__TASK OBJECTIVE__. Reproduce, unchanged, everything in the records from the line containing "Patent image size: (956, 751)." down to the line containing "The projection 6c is at (568, 508).", including both of those lines.

__DATA TO USE__.
-.-.-
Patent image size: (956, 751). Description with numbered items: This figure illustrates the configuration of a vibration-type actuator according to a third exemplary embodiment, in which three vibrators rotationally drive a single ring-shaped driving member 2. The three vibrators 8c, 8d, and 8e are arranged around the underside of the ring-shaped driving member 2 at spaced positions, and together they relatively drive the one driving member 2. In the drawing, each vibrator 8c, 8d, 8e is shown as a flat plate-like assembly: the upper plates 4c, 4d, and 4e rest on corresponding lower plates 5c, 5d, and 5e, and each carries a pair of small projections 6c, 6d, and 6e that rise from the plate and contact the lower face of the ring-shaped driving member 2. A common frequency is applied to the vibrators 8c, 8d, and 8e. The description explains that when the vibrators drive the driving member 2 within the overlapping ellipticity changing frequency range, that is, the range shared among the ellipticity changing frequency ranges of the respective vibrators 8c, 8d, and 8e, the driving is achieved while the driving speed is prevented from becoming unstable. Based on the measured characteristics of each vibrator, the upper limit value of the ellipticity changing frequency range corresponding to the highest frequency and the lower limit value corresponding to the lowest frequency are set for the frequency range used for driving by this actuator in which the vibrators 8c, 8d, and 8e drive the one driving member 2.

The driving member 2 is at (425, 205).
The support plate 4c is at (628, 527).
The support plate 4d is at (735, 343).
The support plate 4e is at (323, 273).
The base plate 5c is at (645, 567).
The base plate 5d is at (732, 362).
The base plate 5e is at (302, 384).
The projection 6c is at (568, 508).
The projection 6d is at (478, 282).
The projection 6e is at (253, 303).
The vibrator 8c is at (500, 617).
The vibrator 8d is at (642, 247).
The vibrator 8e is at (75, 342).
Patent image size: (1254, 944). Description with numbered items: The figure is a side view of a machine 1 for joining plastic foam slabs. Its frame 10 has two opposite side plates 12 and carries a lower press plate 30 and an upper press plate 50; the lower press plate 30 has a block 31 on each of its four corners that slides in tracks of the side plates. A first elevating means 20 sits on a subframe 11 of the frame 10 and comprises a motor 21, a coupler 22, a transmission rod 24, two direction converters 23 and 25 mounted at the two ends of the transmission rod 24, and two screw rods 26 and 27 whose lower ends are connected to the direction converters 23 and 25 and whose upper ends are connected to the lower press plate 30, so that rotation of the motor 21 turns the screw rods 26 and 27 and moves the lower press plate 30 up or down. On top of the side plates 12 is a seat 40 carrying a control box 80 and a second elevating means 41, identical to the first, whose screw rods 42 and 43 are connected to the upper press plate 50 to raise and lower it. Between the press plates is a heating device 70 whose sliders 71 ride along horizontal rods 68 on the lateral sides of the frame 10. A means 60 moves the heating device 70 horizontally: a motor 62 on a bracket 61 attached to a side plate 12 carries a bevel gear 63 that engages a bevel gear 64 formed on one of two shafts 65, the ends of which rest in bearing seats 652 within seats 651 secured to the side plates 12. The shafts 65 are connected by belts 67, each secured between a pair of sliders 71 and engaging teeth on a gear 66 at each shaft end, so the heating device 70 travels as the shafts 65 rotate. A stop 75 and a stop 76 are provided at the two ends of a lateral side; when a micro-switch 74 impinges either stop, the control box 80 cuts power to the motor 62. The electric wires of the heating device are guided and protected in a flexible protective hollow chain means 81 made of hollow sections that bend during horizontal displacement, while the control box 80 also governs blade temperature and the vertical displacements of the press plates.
-.-.-
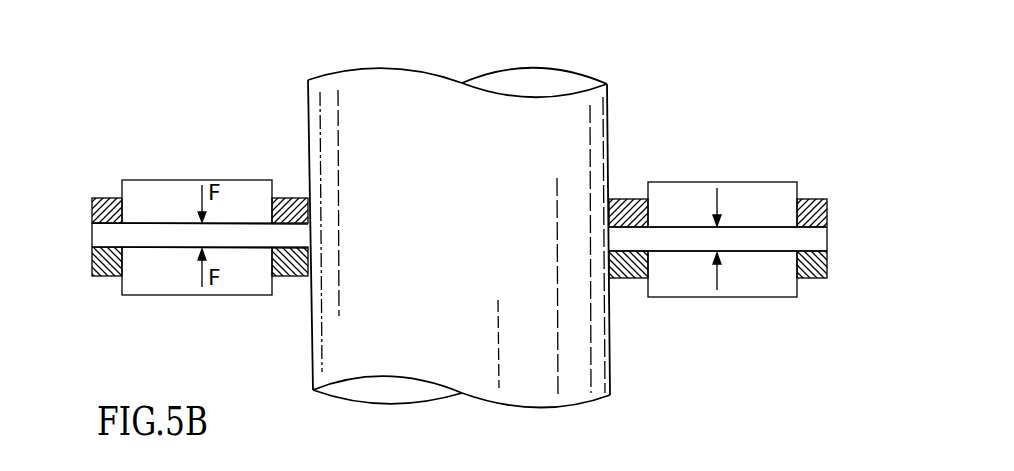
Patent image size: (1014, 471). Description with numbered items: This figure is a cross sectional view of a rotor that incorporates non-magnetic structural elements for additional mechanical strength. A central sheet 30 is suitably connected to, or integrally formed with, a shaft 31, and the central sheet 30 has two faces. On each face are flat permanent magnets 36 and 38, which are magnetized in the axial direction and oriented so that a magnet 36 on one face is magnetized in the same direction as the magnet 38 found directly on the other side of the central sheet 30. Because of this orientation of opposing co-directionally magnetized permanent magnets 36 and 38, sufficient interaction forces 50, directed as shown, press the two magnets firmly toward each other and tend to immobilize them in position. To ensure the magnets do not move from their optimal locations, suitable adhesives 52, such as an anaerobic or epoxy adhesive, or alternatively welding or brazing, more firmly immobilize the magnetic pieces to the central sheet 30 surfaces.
-.-.-
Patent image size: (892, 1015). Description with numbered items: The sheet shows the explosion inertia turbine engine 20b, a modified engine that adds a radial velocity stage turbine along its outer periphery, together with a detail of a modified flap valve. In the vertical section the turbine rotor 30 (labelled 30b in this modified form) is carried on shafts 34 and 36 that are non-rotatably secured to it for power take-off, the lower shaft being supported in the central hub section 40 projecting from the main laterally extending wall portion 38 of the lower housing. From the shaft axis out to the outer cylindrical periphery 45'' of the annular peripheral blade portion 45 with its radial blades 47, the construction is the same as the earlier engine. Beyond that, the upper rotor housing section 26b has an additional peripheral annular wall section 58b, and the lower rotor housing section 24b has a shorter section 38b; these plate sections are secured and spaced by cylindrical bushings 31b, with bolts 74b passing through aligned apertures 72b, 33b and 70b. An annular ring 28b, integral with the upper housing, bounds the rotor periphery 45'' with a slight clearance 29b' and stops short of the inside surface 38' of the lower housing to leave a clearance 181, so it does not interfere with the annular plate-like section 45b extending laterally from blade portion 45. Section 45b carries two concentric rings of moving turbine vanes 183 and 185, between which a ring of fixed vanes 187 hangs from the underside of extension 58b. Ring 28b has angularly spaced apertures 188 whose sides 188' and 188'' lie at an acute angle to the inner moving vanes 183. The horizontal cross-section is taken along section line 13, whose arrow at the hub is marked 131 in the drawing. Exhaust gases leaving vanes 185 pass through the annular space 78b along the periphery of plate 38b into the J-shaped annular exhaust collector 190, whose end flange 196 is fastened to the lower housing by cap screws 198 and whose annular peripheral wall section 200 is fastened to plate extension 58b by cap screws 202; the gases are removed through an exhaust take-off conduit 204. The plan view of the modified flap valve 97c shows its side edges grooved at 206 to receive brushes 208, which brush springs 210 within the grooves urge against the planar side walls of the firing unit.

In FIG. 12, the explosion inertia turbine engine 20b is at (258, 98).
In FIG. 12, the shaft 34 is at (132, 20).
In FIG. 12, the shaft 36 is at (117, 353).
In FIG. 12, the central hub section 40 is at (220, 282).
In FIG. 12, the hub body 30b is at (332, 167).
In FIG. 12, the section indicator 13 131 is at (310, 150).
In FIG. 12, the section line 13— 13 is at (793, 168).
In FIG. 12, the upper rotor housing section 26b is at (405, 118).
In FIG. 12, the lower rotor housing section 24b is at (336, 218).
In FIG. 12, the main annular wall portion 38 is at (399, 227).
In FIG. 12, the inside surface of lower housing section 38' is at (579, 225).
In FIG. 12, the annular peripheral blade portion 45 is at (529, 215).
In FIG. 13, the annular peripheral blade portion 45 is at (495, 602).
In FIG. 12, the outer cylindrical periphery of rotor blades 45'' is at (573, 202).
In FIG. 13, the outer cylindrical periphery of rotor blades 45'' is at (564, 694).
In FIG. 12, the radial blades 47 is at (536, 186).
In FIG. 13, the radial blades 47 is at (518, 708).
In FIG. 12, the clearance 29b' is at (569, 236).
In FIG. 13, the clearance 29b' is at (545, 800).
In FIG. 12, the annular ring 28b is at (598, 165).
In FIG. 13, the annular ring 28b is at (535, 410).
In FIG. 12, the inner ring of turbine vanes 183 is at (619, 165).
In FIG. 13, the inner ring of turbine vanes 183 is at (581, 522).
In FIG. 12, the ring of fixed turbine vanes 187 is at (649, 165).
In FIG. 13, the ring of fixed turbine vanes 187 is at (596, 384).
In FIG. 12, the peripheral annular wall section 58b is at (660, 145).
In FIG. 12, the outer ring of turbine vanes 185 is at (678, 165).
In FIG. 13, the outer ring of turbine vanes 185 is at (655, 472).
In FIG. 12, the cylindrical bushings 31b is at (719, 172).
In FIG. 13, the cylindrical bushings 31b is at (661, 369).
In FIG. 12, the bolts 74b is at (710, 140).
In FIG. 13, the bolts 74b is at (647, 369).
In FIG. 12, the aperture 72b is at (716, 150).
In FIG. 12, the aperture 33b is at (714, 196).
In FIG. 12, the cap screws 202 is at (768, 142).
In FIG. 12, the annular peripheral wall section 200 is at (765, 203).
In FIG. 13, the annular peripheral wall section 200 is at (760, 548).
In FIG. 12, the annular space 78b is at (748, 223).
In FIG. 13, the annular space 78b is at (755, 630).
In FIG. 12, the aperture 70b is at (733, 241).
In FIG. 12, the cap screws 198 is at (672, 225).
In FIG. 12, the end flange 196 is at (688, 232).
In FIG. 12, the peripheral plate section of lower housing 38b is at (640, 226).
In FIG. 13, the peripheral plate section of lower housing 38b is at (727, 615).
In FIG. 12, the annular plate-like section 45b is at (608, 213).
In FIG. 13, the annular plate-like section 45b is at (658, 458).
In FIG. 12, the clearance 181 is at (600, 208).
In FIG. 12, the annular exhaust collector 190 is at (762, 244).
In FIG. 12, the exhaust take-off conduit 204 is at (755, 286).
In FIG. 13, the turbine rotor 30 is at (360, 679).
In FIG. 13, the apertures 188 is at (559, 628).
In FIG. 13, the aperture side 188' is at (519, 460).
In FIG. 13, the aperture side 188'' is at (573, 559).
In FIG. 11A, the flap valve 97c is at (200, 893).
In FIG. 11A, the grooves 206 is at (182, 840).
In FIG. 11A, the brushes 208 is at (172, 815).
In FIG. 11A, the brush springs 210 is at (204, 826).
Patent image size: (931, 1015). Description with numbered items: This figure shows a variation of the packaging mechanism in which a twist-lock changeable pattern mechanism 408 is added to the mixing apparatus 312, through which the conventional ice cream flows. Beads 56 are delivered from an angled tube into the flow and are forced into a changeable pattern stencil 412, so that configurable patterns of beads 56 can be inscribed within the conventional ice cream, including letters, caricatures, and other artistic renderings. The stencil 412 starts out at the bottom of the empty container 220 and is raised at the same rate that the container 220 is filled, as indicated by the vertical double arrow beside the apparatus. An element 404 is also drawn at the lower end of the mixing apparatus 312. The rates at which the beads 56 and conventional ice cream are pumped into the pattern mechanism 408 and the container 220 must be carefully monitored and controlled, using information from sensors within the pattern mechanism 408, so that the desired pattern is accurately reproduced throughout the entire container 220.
-.-.-
__EXERCISE OUTPUT__.
Patent image size: (956, 751). Description with numbered items: This figure illustrates the configuration of a vibration-type actuator according to a third exemplary embodiment, in which three vibrators rotationally drive a single ring-shaped driving member 2. The three vibrators 8c, 8d, and 8e are arranged around the underside of the ring-shaped driving member 2 at spaced positions, and together they relatively drive the one driving member 2. In the drawing, each vibrator 8c, 8d, 8e is shown as a flat plate-like assembly: the upper plates 4c, 4d, and 4e rest on corresponding lower plates 5c, 5d, and 5e, and each carries a pair of small projections 6c, 6d, and 6e that rise from the plate and contact the lower face of the ring-shaped driving member 2. A common frequency is applied to the vibrators 8c, 8d, and 8e. The description explains that when the vibrators drive the driving member 2 within the overlapping ellipticity changing frequency range, that is, the range shared among the ellipticity changing frequency ranges of the respective vibrators 8c, 8d, and 8e, the driving is achieved while the driving speed is prevented from becoming unstable. Based on the measured characteristics of each vibrator, the upper limit value of the ellipticity changing frequency range corresponding to the highest frequency and the lower limit value corresponding to the lowest frequency are set for the frequency range used for driving by this actuator in which the vibrators 8c, 8d, and 8e drive the one driving member 2.

The driving member 2 is at (425, 205).
The support plate 4c is at (628, 527).
The support plate 4d is at (735, 343).
The support plate 4e is at (323, 273).
The base plate 5c is at (645, 567).
The base plate 5d is at (732, 362).
The base plate 5e is at (302, 384).
The projection 6c is at (568, 508).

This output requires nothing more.